======== Rows ========

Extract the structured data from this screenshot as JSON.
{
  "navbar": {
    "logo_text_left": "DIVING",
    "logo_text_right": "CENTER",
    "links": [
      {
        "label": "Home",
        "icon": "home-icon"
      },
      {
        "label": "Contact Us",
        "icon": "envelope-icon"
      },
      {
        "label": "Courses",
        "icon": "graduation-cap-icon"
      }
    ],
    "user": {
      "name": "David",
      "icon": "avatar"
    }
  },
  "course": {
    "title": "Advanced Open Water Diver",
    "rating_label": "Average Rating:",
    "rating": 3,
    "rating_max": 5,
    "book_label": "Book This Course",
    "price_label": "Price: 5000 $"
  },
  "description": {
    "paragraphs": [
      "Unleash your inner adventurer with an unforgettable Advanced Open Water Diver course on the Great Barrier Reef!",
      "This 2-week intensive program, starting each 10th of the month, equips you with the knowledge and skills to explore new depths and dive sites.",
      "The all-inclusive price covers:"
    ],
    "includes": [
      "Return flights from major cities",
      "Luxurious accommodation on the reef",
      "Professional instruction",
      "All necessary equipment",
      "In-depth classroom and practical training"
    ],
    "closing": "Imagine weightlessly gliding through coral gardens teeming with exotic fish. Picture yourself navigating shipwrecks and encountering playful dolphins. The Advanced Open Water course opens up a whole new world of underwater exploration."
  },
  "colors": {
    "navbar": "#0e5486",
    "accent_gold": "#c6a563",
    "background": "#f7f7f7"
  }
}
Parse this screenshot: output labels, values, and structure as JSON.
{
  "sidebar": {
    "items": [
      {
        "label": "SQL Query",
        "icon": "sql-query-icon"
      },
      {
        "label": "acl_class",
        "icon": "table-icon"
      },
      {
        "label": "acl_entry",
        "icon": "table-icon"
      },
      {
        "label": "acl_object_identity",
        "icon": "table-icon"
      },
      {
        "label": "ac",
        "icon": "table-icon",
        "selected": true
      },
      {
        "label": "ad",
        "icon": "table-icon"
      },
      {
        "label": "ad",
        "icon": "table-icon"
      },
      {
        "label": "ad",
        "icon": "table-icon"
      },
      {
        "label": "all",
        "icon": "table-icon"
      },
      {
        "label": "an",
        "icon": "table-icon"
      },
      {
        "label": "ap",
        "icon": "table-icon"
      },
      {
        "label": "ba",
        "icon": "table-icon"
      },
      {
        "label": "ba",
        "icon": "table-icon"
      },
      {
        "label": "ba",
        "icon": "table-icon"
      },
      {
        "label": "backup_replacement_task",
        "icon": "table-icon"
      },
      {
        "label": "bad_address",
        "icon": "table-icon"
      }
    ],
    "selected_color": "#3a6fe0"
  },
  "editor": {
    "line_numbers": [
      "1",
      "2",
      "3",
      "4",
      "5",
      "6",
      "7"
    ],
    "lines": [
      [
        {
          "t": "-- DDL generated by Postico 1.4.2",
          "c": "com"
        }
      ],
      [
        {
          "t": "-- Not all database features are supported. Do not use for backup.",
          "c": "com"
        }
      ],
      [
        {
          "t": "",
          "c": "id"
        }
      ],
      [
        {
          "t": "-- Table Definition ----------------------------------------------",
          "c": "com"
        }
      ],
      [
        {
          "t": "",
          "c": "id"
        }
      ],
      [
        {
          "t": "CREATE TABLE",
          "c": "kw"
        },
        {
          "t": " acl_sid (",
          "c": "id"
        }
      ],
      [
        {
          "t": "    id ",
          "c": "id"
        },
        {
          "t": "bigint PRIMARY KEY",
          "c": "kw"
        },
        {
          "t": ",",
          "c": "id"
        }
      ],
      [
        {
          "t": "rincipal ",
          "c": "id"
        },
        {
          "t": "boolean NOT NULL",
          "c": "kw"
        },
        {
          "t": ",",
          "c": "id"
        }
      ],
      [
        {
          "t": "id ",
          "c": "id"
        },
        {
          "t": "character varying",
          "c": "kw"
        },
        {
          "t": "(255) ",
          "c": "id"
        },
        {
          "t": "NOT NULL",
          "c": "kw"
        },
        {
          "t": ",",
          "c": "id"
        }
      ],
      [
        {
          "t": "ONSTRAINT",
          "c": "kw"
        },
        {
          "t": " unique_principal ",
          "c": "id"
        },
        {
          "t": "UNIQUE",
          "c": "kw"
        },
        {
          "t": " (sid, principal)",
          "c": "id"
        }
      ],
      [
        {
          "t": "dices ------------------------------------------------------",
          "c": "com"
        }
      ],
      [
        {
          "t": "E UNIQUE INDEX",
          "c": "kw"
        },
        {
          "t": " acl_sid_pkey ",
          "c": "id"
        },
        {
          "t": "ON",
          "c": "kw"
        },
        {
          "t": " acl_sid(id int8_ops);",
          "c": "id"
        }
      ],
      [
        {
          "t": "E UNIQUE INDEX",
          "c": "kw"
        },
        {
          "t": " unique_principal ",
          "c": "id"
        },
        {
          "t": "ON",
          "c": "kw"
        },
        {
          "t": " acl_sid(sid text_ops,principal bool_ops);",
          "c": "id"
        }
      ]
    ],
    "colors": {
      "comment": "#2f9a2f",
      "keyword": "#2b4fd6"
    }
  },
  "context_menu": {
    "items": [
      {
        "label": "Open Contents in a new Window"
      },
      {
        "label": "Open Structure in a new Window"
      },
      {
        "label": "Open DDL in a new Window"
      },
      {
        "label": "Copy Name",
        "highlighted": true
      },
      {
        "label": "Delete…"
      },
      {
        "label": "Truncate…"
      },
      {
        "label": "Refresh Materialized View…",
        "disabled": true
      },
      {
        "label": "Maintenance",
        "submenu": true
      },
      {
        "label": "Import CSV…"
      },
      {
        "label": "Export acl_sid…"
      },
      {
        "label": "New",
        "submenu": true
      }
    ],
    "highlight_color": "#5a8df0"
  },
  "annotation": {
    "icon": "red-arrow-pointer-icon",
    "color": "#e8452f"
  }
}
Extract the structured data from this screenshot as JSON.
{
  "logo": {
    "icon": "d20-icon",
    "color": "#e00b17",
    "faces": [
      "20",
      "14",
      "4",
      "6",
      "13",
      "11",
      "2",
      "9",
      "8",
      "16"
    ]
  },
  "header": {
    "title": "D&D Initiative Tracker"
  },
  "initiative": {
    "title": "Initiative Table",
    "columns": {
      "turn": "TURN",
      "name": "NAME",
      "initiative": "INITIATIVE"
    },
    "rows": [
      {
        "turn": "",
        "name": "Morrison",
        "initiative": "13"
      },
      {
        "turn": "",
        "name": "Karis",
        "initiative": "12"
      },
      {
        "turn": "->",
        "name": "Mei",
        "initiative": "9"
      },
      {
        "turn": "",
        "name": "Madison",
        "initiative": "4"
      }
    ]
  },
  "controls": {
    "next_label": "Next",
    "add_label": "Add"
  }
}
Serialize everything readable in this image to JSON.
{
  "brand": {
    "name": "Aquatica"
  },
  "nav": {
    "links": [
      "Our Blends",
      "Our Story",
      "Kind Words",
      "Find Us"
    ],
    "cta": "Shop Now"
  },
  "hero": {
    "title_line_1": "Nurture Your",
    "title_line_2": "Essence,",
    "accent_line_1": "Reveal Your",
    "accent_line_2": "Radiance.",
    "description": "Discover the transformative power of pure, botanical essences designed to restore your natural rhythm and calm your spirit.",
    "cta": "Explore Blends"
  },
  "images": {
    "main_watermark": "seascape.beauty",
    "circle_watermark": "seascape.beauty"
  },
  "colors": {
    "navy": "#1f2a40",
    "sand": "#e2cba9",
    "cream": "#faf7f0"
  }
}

========

Instructions for the task: Transcribe each record exactly. Leave nothing out.

Response below:
Extract the structured data from this screenshot as JSON.
{
  "navbar": {
    "logo_text_left": "DIVING",
    "logo_text_right": "CENTER",
    "links": [
      {
        "label": "Home",
        "icon": "home-icon"
      },
      {
        "label": "Contact Us",
        "icon": "envelope-icon"
      },
      {
        "label": "Courses",
        "icon": "graduation-cap-icon"
      }
    ],
    "user": {
      "name": "David",
      "icon": "avatar"
    }
  },
  "course": {
    "title": "Advanced Open Water Diver",
    "rating_label": "Average Rating:",
    "rating": 3,
    "rating_max": 5,
    "book_label": "Book This Course",
    "price_label": "Price: 5000 $"
  },
  "description": {
    "paragraphs": [
      "Unleash your inner adventurer with an unforgettable Advanced Open Water Diver course on the Great Barrier Reef!",
      "This 2-week intensive program, starting each 10th of the month, equips you with the knowledge and skills to explore new depths and dive sites.",
      "The all-inclusive price covers:"
    ],
    "includes": [
      "Return flights from major cities",
      "Luxurious accommodation on the reef",
      "Professional instruction",
      "All necessary equipment",
      "In-depth classroom and practical training"
    ],
    "closing": "Imagine weightlessly gliding through coral gardens teeming with exotic fish. Picture yourself navigating shipwrecks and encountering playful dolphins. The Advanced Open Water course opens up a whole new world of underwater exploration."
  },
  "colors": {
    "navbar": "#0e5486",
    "accent_gold": "#c6a563",
    "background": "#f7f7f7"
  }
}
Parse this screenshot: output labels, values, and structure as JSON.
{
  "sidebar": {
    "items": [
      {
        "label": "SQL Query",
        "icon": "sql-query-icon"
      },
      {
        "label": "acl_class",
        "icon": "table-icon"
      },
      {
        "label": "acl_entry",
        "icon": "table-icon"
      },
      {
        "label": "acl_object_identity",
        "icon": "table-icon"
      },
      {
        "label": "ac",
        "icon": "table-icon",
        "selected": true
      },
      {
        "label": "ad",
        "icon": "table-icon"
      },
      {
        "label": "ad",
        "icon": "table-icon"
      },
      {
        "label": "ad",
        "icon": "table-icon"
      },
      {
        "label": "all",
        "icon": "table-icon"
      },
      {
        "label": "an",
        "icon": "table-icon"
      },
      {
        "label": "ap",
        "icon": "table-icon"
      },
      {
        "label": "ba",
        "icon": "table-icon"
      },
      {
        "label": "ba",
        "icon": "table-icon"
      },
      {
        "label": "ba",
        "icon": "table-icon"
      },
      {
        "label": "backup_replacement_task",
        "icon": "table-icon"
      },
      {
        "label": "bad_address",
        "icon": "table-icon"
      }
    ],
    "selected_color": "#3a6fe0"
  },
  "editor": {
    "line_numbers": [
      "1",
      "2",
      "3",
      "4",
      "5",
      "6",
      "7"
    ],
    "lines": [
      [
        {
          "t": "-- DDL generated by Postico 1.4.2",
          "c": "com"
        }
      ],
      [
        {
          "t": "-- Not all database features are supported. Do not use for backup.",
          "c": "com"
        }
      ],
      [
        {
          "t": "",
          "c": "id"
        }
      ],
      [
        {
          "t": "-- Table Definition ----------------------------------------------",
          "c": "com"
        }
      ],
      [
        {
          "t": "",
          "c": "id"
        }
      ],
      [
        {
          "t": "CREATE TABLE",
          "c": "kw"
        },
        {
          "t": " acl_sid (",
          "c": "id"
        }
      ],
      [
        {
          "t": "    id ",
          "c": "id"
        },
        {
          "t": "bigint PRIMARY KEY",
          "c": "kw"
        },
        {
          "t": ",",
          "c": "id"
        }
      ],
      [
        {
          "t": "rincipal ",
          "c": "id"
        },
        {
          "t": "boolean NOT NULL",
          "c": "kw"
        },
        {
          "t": ",",
          "c": "id"
        }
      ],
      [
        {
          "t": "id ",
          "c": "id"
        },
        {
          "t": "character varying",
          "c": "kw"
        },
        {
          "t": "(255) ",
          "c": "id"
        },
        {
          "t": "NOT NULL",
          "c": "kw"
        },
        {
          "t": ",",
          "c": "id"
        }
      ],
      [
        {
          "t": "ONSTRAINT",
          "c": "kw"
        },
        {
          "t": " unique_principal ",
          "c": "id"
        },
        {
          "t": "UNIQUE",
          "c": "kw"
        },
        {
          "t": " (sid, principal)",
          "c": "id"
        }
      ],
      [
        {
          "t": "dices ------------------------------------------------------",
          "c": "com"
        }
      ],
      [
        {
          "t": "E UNIQUE INDEX",
          "c": "kw"
        },
        {
          "t": " acl_sid_pkey ",
          "c": "id"
        },
        {
          "t": "ON",
          "c": "kw"
        },
        {
          "t": " acl_sid(id int8_ops);",
          "c": "id"
        }
      ],
      [
        {
          "t": "E UNIQUE INDEX",
          "c": "kw"
        },
        {
          "t": " unique_principal ",
          "c": "id"
        },
        {
          "t": "ON",
          "c": "kw"
        },
        {
          "t": " acl_sid(sid text_ops,principal bool_ops);",
          "c": "id"
        }
      ]
    ],
    "colors": {
      "comment": "#2f9a2f",
      "keyword": "#2b4fd6"
    }
  },
  "context_menu": {
    "items": [
      {
        "label": "Open Contents in a new Window"
      },
      {
        "label": "Open Structure in a new Window"
      },
      {
        "label": "Open DDL in a new Window"
      },
      {
        "label": "Copy Name",
        "highlighted": true
      },
      {
        "label": "Delete…"
      },
      {
        "label": "Truncate…"
      },
      {
        "label": "Refresh Materialized View…",
        "disabled": true
      },
      {
        "label": "Maintenance",
        "submenu": true
      },
      {
        "label": "Import CSV…"
      },
      {
        "label": "Export acl_sid…"
      },
      {
        "label": "New",
        "submenu": true
      }
    ],
    "highlight_color": "#5a8df0"
  },
  "annotation": {
    "icon": "red-arrow-pointer-icon",
    "color": "#e8452f"
  }
}
Extract the structured data from this screenshot as JSON.
{
  "logo": {
    "icon": "d20-icon",
    "color": "#e00b17",
    "faces": [
      "20",
      "14",
      "4",
      "6",
      "13",
      "11",
      "2",
      "9",
      "8",
      "16"
    ]
  },
  "header": {
    "title": "D&D Initiative Tracker"
  },
  "initiative": {
    "title": "Initiative Table",
    "columns": {
      "turn": "TURN",
      "name": "NAME",
      "initiative": "INITIATIVE"
    },
    "rows": [
      {
        "turn": "",
        "name": "Morrison",
        "initiative": "13"
      },
      {
        "turn": "",
        "name": "Karis",
        "initiative": "12"
      },
      {
        "turn": "->",
        "name": "Mei",
        "initiative": "9"
      },
      {
        "turn": "",
        "name": "Madison",
        "initiative": "4"
      }
    ]
  },
  "controls": {
    "next_label": "Next",
    "add_label": "Add"
  }
}
Serialize everything readable in this image to JSON.
{
  "brand": {
    "name": "Aquatica"
  },
  "nav": {
    "links": [
      "Our Blends",
      "Our Story",
      "Kind Words",
      "Find Us"
    ],
    "cta": "Shop Now"
  },
  "hero": {
    "title_line_1": "Nurture Your",
    "title_line_2": "Essence,",
    "accent_line_1": "Reveal Your",
    "accent_line_2": "Radiance.",
    "description": "Discover the transformative power of pure, botanical essences designed to restore your natural rhythm and calm your spirit.",
    "cta": "Explore Blends"
  },
  "images": {
    "main_watermark": "seascape.beauty",
    "circle_watermark": "seascape.beauty"
  },
  "colors": {
    "navy": "#1f2a40",
    "sand": "#e2cba9",
    "cream": "#faf7f0"
  }
}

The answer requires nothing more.